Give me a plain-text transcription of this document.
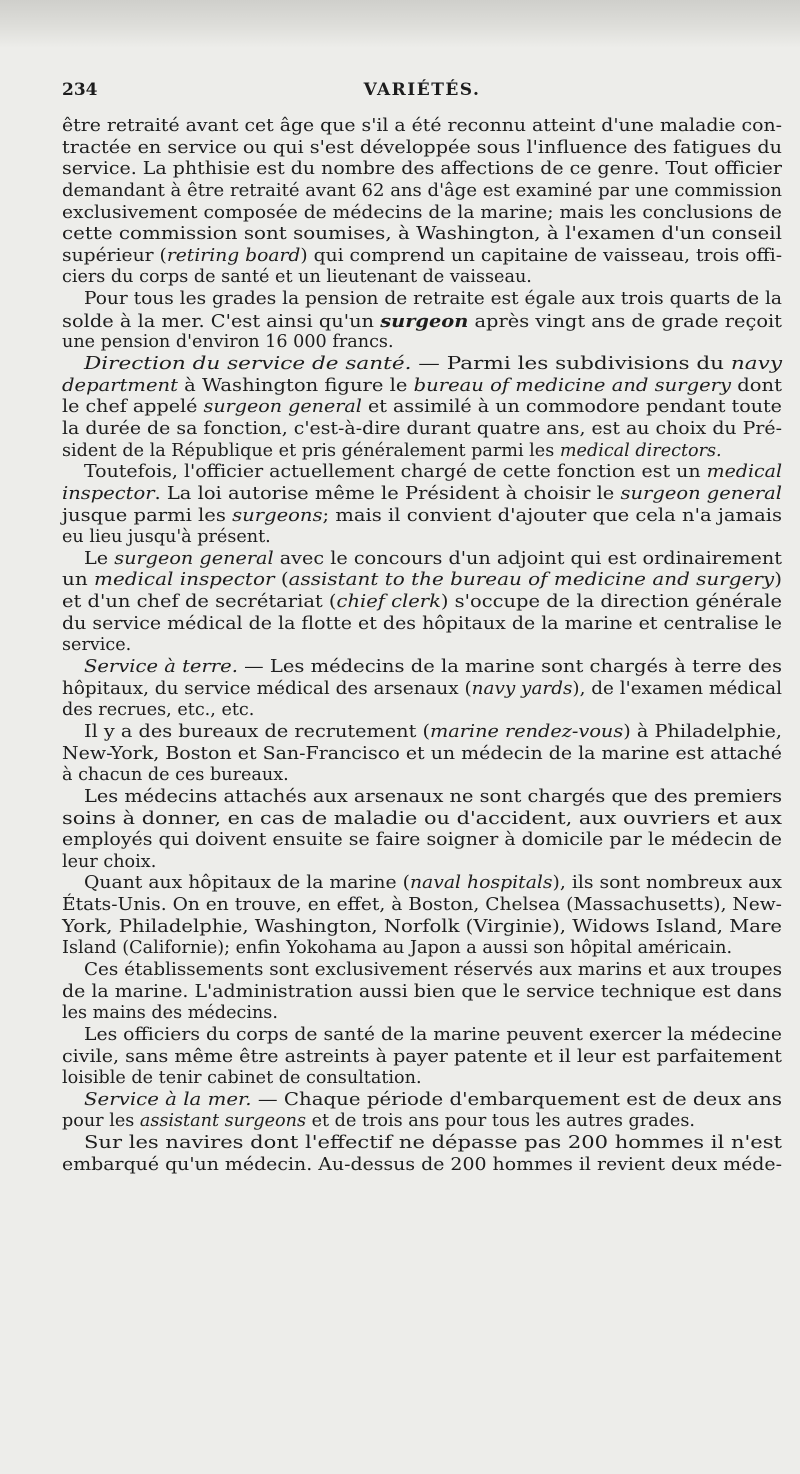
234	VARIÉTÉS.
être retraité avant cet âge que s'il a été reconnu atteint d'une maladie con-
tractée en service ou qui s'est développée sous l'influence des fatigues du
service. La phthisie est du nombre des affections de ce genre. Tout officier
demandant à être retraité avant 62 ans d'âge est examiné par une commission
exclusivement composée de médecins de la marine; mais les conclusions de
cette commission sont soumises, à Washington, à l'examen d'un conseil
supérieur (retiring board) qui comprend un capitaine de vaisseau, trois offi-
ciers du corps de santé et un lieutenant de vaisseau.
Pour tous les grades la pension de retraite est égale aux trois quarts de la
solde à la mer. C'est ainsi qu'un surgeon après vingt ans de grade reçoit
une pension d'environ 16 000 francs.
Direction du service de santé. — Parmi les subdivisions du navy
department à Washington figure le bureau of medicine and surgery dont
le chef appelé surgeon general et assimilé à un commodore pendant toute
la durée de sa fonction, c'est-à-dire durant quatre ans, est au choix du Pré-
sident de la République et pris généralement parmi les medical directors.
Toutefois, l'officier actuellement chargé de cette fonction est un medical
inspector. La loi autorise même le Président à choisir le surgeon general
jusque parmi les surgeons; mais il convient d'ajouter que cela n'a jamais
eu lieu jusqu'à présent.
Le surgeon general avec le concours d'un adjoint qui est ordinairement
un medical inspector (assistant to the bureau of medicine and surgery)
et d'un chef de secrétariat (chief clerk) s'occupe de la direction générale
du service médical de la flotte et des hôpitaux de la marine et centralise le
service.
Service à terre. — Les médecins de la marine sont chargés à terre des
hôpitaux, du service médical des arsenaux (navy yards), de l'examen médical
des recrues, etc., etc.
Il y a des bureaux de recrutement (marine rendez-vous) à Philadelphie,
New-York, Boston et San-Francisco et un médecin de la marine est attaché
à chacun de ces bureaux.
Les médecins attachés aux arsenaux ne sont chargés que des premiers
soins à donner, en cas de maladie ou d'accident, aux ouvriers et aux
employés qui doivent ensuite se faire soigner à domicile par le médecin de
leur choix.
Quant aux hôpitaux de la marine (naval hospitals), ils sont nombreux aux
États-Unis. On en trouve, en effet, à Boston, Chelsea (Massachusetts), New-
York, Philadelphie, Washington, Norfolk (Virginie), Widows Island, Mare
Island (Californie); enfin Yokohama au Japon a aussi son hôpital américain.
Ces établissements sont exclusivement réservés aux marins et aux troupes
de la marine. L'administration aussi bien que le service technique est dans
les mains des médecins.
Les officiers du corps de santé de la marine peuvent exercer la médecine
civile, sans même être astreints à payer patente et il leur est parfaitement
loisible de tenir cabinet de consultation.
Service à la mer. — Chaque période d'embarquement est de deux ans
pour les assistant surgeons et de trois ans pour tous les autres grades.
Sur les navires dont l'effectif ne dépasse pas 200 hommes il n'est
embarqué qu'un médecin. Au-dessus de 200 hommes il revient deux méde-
....
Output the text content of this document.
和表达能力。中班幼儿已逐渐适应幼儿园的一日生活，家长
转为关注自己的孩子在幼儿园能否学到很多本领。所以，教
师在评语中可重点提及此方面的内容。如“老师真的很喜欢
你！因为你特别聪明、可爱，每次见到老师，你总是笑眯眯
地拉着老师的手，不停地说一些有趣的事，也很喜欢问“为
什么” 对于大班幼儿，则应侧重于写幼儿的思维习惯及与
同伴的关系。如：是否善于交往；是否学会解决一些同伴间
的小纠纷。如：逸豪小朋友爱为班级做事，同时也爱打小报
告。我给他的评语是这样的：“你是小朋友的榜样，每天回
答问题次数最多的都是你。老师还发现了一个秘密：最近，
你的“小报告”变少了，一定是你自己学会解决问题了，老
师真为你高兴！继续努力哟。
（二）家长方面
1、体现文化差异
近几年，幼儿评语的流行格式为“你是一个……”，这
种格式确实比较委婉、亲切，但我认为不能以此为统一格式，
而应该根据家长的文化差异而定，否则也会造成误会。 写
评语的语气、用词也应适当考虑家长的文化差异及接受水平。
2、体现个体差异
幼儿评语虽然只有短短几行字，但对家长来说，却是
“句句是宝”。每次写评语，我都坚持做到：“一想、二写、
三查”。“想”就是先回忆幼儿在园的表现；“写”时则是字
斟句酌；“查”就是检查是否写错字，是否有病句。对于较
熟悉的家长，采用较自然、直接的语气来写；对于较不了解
....
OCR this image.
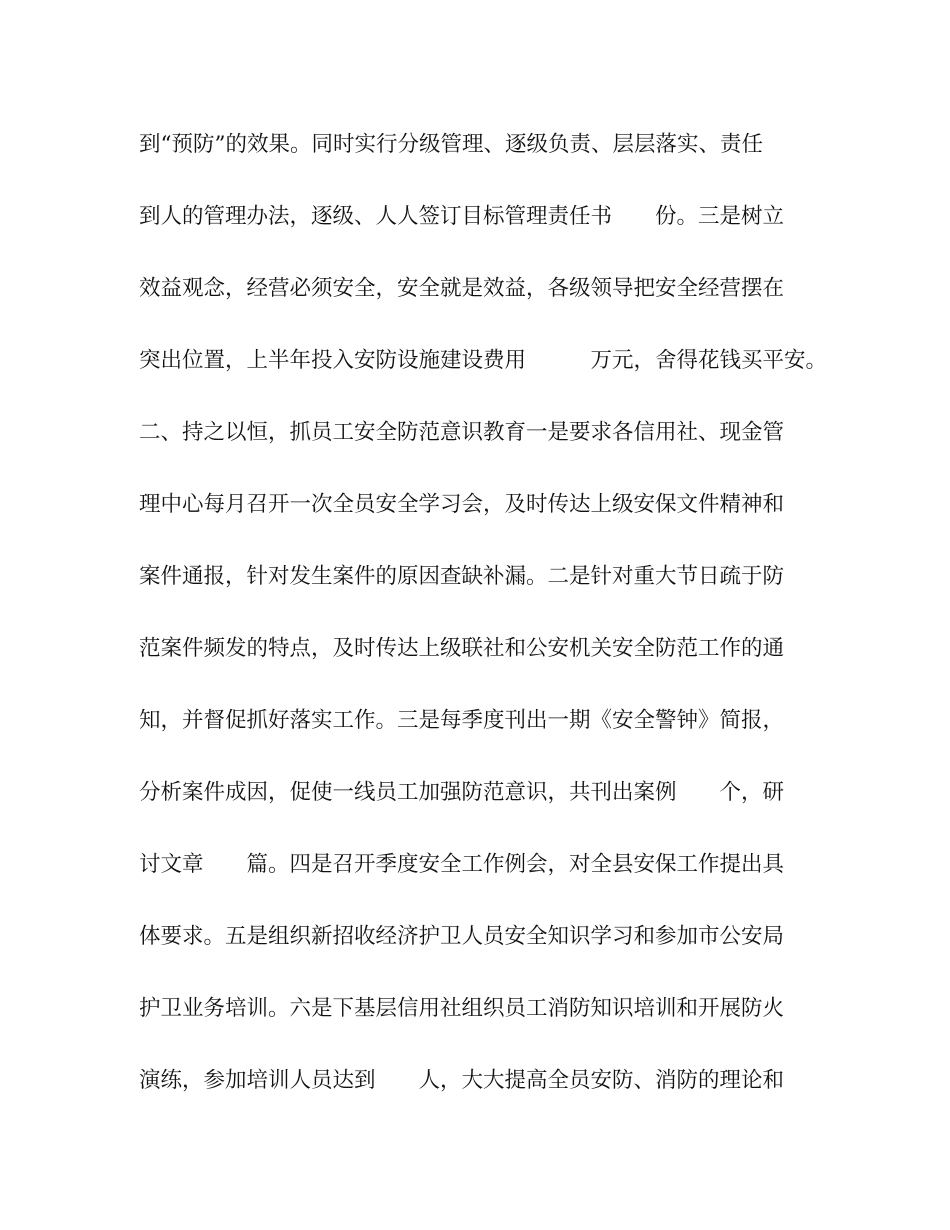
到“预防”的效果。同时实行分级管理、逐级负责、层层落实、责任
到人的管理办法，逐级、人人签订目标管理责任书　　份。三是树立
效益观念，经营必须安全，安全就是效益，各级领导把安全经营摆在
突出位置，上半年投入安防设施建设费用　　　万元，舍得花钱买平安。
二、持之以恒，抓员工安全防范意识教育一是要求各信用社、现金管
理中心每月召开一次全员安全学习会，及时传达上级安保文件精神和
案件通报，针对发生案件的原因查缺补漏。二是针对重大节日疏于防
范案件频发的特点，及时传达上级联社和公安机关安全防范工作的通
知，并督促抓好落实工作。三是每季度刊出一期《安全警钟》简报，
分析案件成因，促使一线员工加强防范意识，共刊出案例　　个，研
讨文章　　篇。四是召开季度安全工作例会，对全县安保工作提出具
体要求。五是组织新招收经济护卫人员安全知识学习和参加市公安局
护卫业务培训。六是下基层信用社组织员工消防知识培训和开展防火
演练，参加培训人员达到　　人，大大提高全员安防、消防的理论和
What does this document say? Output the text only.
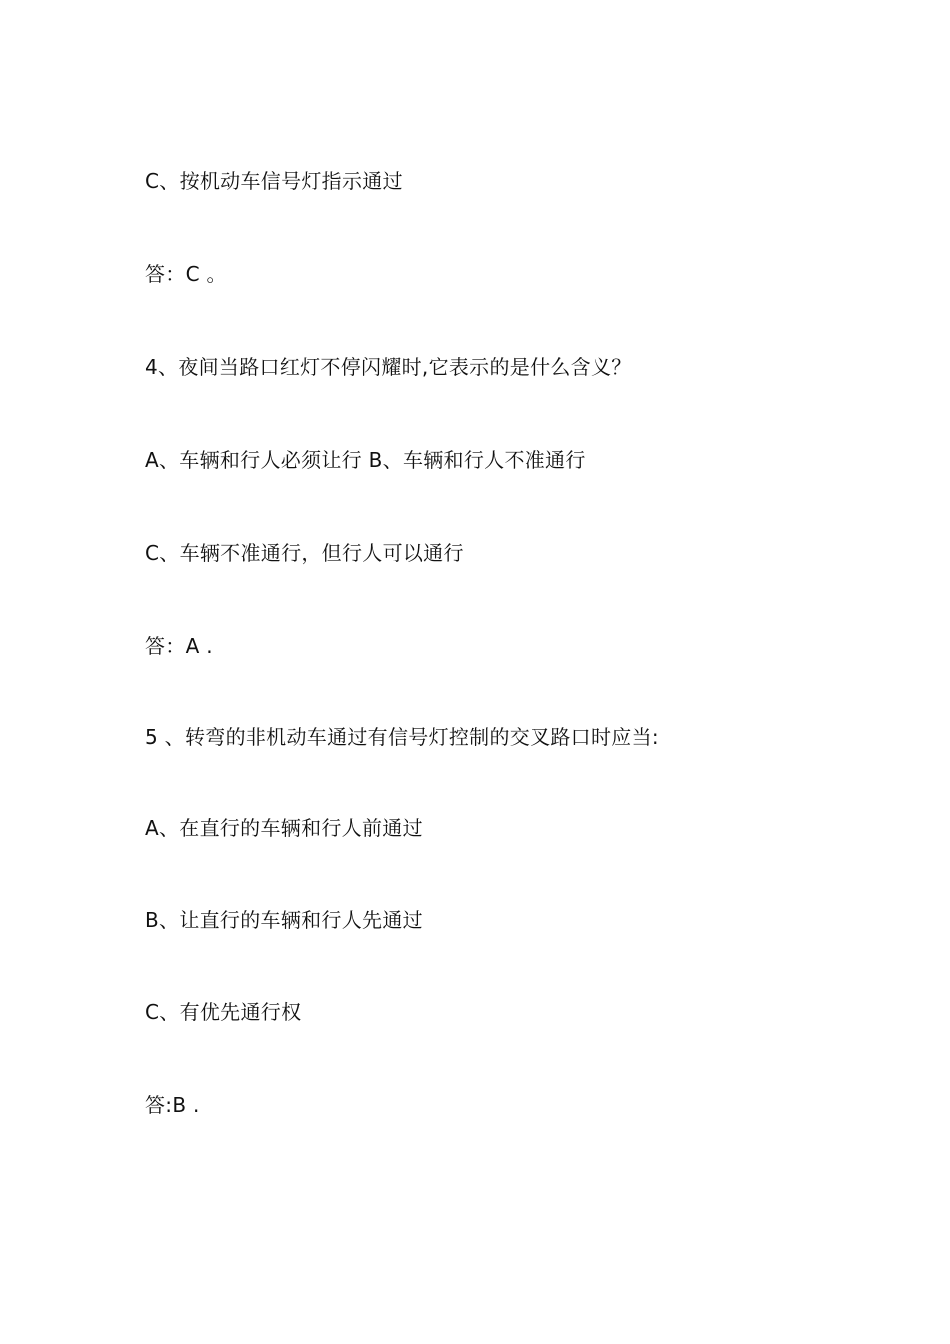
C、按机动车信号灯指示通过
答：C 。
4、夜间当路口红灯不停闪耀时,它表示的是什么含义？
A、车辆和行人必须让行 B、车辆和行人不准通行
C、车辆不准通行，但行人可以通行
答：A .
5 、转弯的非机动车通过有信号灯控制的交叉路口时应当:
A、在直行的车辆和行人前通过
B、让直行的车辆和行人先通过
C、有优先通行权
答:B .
....
Work to complete
Gather up the lines that contain the word "Output".

Result
Output the text content of this document.
What does this document say? Output the text only.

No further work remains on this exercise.